WHAT YOU SHOULD DO:
Look for the line containing "Type out the text in this image." in the listing below. Retype that line and every subsequent line through the last one, and only those.
** Start **
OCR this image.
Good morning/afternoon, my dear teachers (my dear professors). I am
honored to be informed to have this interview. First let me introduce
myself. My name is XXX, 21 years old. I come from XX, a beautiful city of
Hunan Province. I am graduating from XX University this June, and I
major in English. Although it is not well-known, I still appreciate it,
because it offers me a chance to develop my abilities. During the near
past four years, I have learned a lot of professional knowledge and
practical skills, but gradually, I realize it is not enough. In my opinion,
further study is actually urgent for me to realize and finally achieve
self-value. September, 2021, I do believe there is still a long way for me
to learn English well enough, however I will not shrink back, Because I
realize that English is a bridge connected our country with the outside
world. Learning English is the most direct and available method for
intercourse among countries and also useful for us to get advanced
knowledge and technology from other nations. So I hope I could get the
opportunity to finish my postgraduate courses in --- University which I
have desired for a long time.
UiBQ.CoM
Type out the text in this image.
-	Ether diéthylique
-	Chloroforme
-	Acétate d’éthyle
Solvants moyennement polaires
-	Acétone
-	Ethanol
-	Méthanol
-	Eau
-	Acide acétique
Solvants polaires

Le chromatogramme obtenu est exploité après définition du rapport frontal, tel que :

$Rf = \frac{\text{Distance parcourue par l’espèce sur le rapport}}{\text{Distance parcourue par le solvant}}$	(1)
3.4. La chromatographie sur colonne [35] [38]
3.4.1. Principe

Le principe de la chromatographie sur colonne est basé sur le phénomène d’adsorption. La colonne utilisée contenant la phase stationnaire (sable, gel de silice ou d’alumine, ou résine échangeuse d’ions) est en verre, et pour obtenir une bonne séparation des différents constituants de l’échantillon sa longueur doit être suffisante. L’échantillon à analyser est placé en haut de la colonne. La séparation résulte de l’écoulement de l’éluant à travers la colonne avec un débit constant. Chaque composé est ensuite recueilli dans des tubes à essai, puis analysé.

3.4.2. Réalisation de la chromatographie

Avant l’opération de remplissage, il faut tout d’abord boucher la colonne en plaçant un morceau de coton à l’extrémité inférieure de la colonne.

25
** End **
WRITTEN RESPONSE:
Type out the text in this image.
-	Ether diéthylique
-	Chloroforme
-	Acétate d’éthyle
Solvants moyennement polaires
-	Acétone
-	Ethanol
-	Méthanol
-	Eau
-	Acide acétique
Solvants polaires

Le chromatogramme obtenu est exploité après définition du rapport frontal, tel que :

$Rf = \frac{\text{Distance parcourue par l’espèce sur le rapport}}{\text{Distance parcourue par le solvant}}$	(1)
3.4. La chromatographie sur colonne [35] [38]
3.4.1. Principe

Le principe de la chromatographie sur colonne est basé sur le phénomène d’adsorption. La colonne utilisée contenant la phase stationnaire (sable, gel de silice ou d’alumine, ou résine échangeuse d’ions) est en verre, et pour obtenir une bonne séparation des différents constituants de l’échantillon sa longueur doit être suffisante. L’échantillon à analyser est placé en haut de la colonne. La séparation résulte de l’écoulement de l’éluant à travers la colonne avec un débit constant. Chaque composé est ensuite recueilli dans des tubes à essai, puis analysé.

3.4.2. Réalisation de la chromatographie

Avant l’opération de remplissage, il faut tout d’abord boucher la colonne en plaçant un morceau de coton à l’extrémité inférieure de la colonne.

25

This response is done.